Work instructions: Reproduce the records below in full and word for word, excluding pictures.

Supplied data:
▬▬▬▬▬▬▬▬▬▬

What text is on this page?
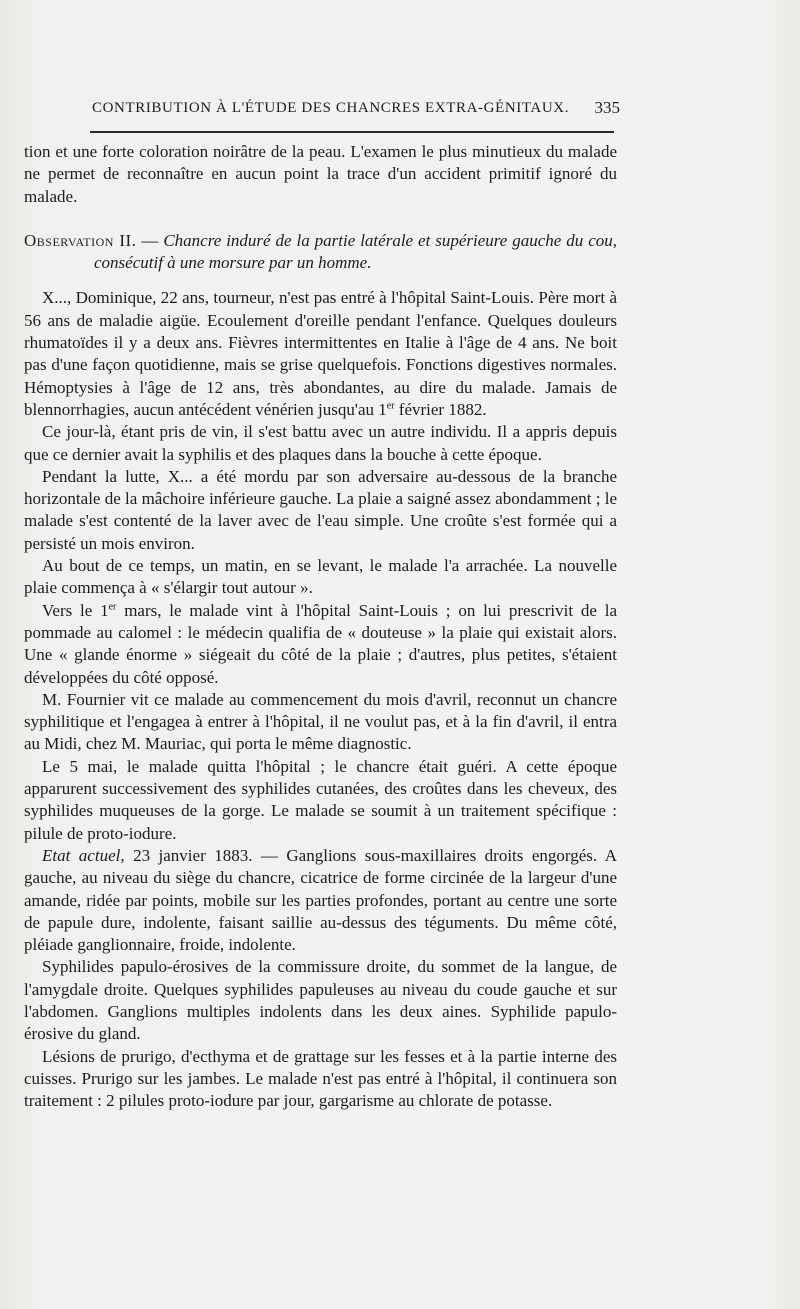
CONTRIBUTION À L'ÉTUDE DES CHANCRES EXTRA-GÉNITAUX. 335

tion et une forte coloration noirâtre de la peau. L'examen le plus minutieux du malade ne permet de reconnaître en aucun point la trace d'un accident primitif ignoré du malade.

Observation II. — Chancre induré de la partie latérale et supérieure gauche du cou, consécutif à une morsure par un homme.

X..., Dominique, 22 ans, tourneur, n'est pas entré à l'hôpital Saint-Louis. Père mort à 56 ans de maladie aigüe. Ecoulement d'oreille pendant l'enfance. Quelques douleurs rhumatoïdes il y a deux ans. Fièvres intermittentes en Italie à l'âge de 4 ans. Ne boit pas d'une façon quotidienne, mais se grise quelquefois. Fonctions digestives normales. Hémoptysies à l'âge de 12 ans, très abondantes, au dire du malade. Jamais de blennorrhagies, aucun antécédent vénérien jusqu'au 1er février 1882.

Ce jour-là, étant pris de vin, il s'est battu avec un autre individu. Il a appris depuis que ce dernier avait la syphilis et des plaques dans la bouche à cette époque.

Pendant la lutte, X... a été mordu par son adversaire au-dessous de la branche horizontale de la mâchoire inférieure gauche. La plaie a saigné assez abondamment ; le malade s'est contenté de la laver avec de l'eau simple. Une croûte s'est formée qui a persisté un mois environ.

Au bout de ce temps, un matin, en se levant, le malade l'a arrachée. La nouvelle plaie commença à « s'élargir tout autour ».

Vers le 1er mars, le malade vint à l'hôpital Saint-Louis ; on lui prescrivit de la pommade au calomel : le médecin qualifia de « douteuse » la plaie qui existait alors. Une « glande énorme » siégeait du côté de la plaie ; d'autres, plus petites, s'étaient développées du côté opposé.

M. Fournier vit ce malade au commencement du mois d'avril, reconnut un chancre syphilitique et l'engagea à entrer à l'hôpital, il ne voulut pas, et à la fin d'avril, il entra au Midi, chez M. Mauriac, qui porta le même diagnostic.

Le 5 mai, le malade quitta l'hôpital ; le chancre était guéri. A cette époque apparurent successivement des syphilides cutanées, des croûtes dans les cheveux, des syphilides muqueuses de la gorge. Le malade se soumit à un traitement spécifique : pilule de proto-iodure.

Etat actuel, 23 janvier 1883. — Ganglions sous-maxillaires droits engorgés. A gauche, au niveau du siège du chancre, cicatrice de forme circinée de la largeur d'une amande, ridée par points, mobile sur les parties profondes, portant au centre une sorte de papule dure, indolente, faisant saillie au-dessus des téguments. Du même côté, pléiade ganglionnaire, froide, indolente.

Syphilides papulo-érosives de la commissure droite, du sommet de la langue, de l'amygdale droite. Quelques syphilides papuleuses au niveau du coude gauche et sur l'abdomen. Ganglions multiples indolents dans les deux aines. Syphilide papulo-érosive du gland.

Lésions de prurigo, d'ecthyma et de grattage sur les fesses et à la partie interne des cuisses. Prurigo sur les jambes. Le malade n'est pas entré à l'hôpital, il continuera son traitement : 2 pilules proto-iodure par jour, gargarisme au chlorate de potasse.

▬▬▬▬▬▬▬▬▬▬

Written solution:
What text is on this page?
CONTRIBUTION À L'ÉTUDE DES CHANCRES EXTRA-GÉNITAUX. 335

tion et une forte coloration noirâtre de la peau. L'examen le plus minutieux du malade ne permet de reconnaître en aucun point la trace d'un accident primitif ignoré du malade.

Observation II. — Chancre induré de la partie latérale et supérieure gauche du cou, consécutif à une morsure par un homme.

X..., Dominique, 22 ans, tourneur, n'est pas entré à l'hôpital Saint-Louis. Père mort à 56 ans de maladie aigüe. Ecoulement d'oreille pendant l'enfance. Quelques douleurs rhumatoïdes il y a deux ans. Fièvres intermittentes en Italie à l'âge de 4 ans. Ne boit pas d'une façon quotidienne, mais se grise quelquefois. Fonctions digestives normales. Hémoptysies à l'âge de 12 ans, très abondantes, au dire du malade. Jamais de blennorrhagies, aucun antécédent vénérien jusqu'au 1er février 1882.

Ce jour-là, étant pris de vin, il s'est battu avec un autre individu. Il a appris depuis que ce dernier avait la syphilis et des plaques dans la bouche à cette époque.

Pendant la lutte, X... a été mordu par son adversaire au-dessous de la branche horizontale de la mâchoire inférieure gauche. La plaie a saigné assez abondamment ; le malade s'est contenté de la laver avec de l'eau simple. Une croûte s'est formée qui a persisté un mois environ.

Au bout de ce temps, un matin, en se levant, le malade l'a arrachée. La nouvelle plaie commença à « s'élargir tout autour ».

Vers le 1er mars, le malade vint à l'hôpital Saint-Louis ; on lui prescrivit de la pommade au calomel : le médecin qualifia de « douteuse » la plaie qui existait alors. Une « glande énorme » siégeait du côté de la plaie ; d'autres, plus petites, s'étaient développées du côté opposé.

M. Fournier vit ce malade au commencement du mois d'avril, reconnut un chancre syphilitique et l'engagea à entrer à l'hôpital, il ne voulut pas, et à la fin d'avril, il entra au Midi, chez M. Mauriac, qui porta le même diagnostic.

Le 5 mai, le malade quitta l'hôpital ; le chancre était guéri. A cette époque apparurent successivement des syphilides cutanées, des croûtes dans les cheveux, des syphilides muqueuses de la gorge. Le malade se soumit à un traitement spécifique : pilule de proto-iodure.

Etat actuel, 23 janvier 1883. — Ganglions sous-maxillaires droits engorgés. A gauche, au niveau du siège du chancre, cicatrice de forme circinée de la largeur d'une amande, ridée par points, mobile sur les parties profondes, portant au centre une sorte de papule dure, indolente, faisant saillie au-dessus des téguments. Du même côté, pléiade ganglionnaire, froide, indolente.

Syphilides papulo-érosives de la commissure droite, du sommet de la langue, de l'amygdale droite. Quelques syphilides papuleuses au niveau du coude gauche et sur l'abdomen. Ganglions multiples indolents dans les deux aines. Syphilide papulo-érosive du gland.

Lésions de prurigo, d'ecthyma et de grattage sur les fesses et à la partie interne des cuisses. Prurigo sur les jambes. Le malade n'est pas entré à l'hôpital, il continuera son traitement : 2 pilules proto-iodure par jour, gargarisme au chlorate de potasse.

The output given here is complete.